What is expected: Determine the number of lines in the data that include the word "polygon", and write only that number.

Data supplied:
——

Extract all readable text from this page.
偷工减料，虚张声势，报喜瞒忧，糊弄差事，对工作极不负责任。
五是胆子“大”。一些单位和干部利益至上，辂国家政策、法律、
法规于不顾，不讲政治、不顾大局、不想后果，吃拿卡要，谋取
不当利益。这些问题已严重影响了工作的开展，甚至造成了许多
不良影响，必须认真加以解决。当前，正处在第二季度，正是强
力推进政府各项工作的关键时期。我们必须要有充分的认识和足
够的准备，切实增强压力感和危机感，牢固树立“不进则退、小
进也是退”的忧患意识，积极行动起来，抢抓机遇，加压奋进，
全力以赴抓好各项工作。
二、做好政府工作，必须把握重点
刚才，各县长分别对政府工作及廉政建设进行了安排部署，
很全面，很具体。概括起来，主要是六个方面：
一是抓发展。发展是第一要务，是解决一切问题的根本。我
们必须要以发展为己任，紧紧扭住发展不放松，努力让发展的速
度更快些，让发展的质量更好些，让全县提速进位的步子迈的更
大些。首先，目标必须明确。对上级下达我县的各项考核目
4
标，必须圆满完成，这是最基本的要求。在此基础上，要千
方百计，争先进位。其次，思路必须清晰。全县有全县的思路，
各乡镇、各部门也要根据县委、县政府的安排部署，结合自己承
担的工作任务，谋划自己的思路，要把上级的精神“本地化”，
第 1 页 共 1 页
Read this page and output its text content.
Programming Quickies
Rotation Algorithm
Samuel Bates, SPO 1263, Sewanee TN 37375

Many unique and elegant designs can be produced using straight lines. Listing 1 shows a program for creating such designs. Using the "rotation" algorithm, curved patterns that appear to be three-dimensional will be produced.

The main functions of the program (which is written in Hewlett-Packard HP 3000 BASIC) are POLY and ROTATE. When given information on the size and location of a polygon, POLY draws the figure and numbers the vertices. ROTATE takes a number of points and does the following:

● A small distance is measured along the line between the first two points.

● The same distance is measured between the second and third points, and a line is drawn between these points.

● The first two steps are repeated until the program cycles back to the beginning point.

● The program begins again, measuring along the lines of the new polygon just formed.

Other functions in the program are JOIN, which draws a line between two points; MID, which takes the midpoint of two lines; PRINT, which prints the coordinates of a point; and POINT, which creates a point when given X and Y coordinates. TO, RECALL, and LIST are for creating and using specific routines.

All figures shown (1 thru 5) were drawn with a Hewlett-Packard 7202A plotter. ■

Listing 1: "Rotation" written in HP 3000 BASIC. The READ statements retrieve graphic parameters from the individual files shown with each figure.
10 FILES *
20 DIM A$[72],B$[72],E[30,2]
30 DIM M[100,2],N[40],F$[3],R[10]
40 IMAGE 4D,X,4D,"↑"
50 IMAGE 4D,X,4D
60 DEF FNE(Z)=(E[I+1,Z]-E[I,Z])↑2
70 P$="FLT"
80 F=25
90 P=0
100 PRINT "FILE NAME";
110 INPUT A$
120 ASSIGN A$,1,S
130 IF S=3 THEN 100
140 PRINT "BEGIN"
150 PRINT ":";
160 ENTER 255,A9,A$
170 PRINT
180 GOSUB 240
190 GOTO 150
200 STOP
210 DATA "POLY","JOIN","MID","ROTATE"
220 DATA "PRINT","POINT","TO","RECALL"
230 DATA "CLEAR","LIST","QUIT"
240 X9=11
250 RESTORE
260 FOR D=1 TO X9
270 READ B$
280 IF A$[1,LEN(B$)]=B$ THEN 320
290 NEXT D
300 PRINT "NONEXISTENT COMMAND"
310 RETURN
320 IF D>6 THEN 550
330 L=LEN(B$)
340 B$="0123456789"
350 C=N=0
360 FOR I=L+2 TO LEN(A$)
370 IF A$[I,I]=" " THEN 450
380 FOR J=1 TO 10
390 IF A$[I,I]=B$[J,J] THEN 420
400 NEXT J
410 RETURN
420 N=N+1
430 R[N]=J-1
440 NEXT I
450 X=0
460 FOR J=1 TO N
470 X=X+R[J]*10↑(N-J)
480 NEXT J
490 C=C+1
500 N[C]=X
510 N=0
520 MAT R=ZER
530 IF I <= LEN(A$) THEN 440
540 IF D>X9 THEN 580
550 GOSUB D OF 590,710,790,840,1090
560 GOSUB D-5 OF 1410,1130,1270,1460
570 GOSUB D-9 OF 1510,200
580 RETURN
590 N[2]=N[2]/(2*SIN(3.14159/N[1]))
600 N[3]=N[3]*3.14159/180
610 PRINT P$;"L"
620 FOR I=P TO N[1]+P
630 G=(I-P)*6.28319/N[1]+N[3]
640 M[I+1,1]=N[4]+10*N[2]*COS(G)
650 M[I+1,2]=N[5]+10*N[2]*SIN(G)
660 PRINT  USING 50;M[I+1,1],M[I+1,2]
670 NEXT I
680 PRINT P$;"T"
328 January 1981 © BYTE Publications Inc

——

The reply: 2